■ Problem to solve
Repeat the material verbatim and drop the pictures.

● ● ● ● ● ● ●

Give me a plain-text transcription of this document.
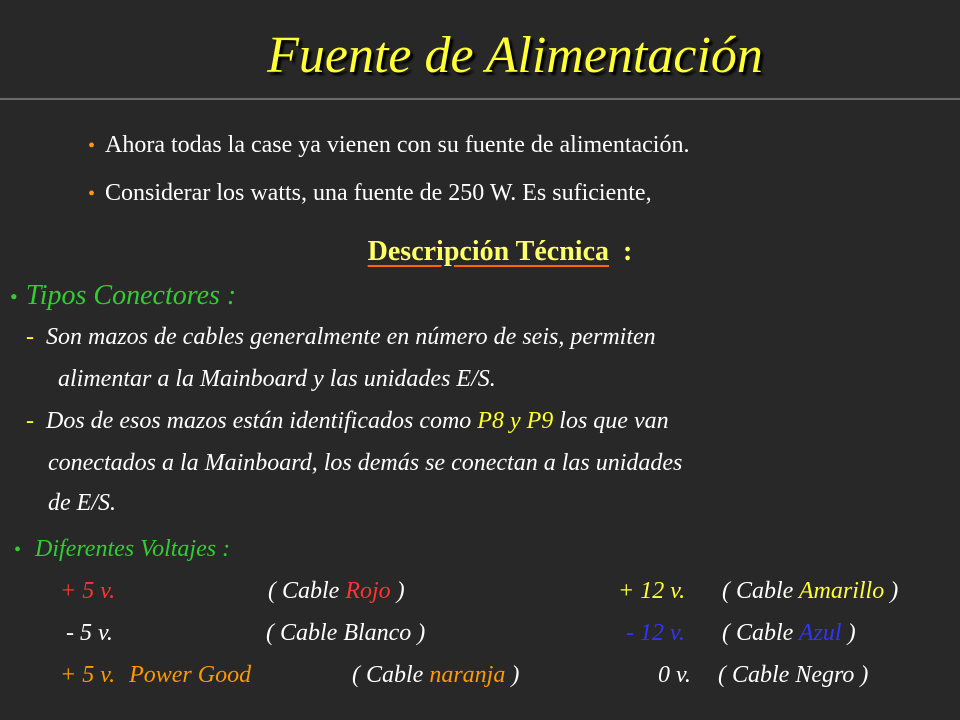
Fuente de Alimentación
• Ahora todas la case ya vienen con su fuente de alimentación.
• Considerar los watts, una fuente de 250 W. Es suficiente,
Descripción Técnica :
• Tipos Conectores :
- Son mazos de cables generalmente en número de seis, permiten
alimentar a la Mainboard y las unidades E/S.
- Dos de esos mazos están identificados como P8 y P9 los que van
conectados a la Mainboard, los demás se conectan a las unidades
de E/S.
• Diferentes Voltajes :
+ 5 v.	( Cable Rojo )	+ 12 v. ( Cable Amarillo )
- 5 v.	( Cable Blanco )	- 12 v. ( Cable Azul )
+ 5 v. Power Good	( Cable naranja )	0 v. ( Cable Negro )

● ● ● ● ● ● ●

■ Response to this exercise
Give me a plain-text transcription of this document.
Fuente de Alimentación
• Ahora todas la case ya vienen con su fuente de alimentación.
• Considerar los watts, una fuente de 250 W. Es suficiente,
Descripción Técnica :
• Tipos Conectores :
- Son mazos de cables generalmente en número de seis, permiten
alimentar a la Mainboard y las unidades E/S.
- Dos de esos mazos están identificados como P8 y P9 los que van
conectados a la Mainboard, los demás se conectan a las unidades
de E/S.
• Diferentes Voltajes :
+ 5 v.	( Cable Rojo )	+ 12 v. ( Cable Amarillo )
- 5 v.	( Cable Blanco )	- 12 v. ( Cable Azul )
+ 5 v. Power Good	( Cable naranja )	0 v. ( Cable Negro )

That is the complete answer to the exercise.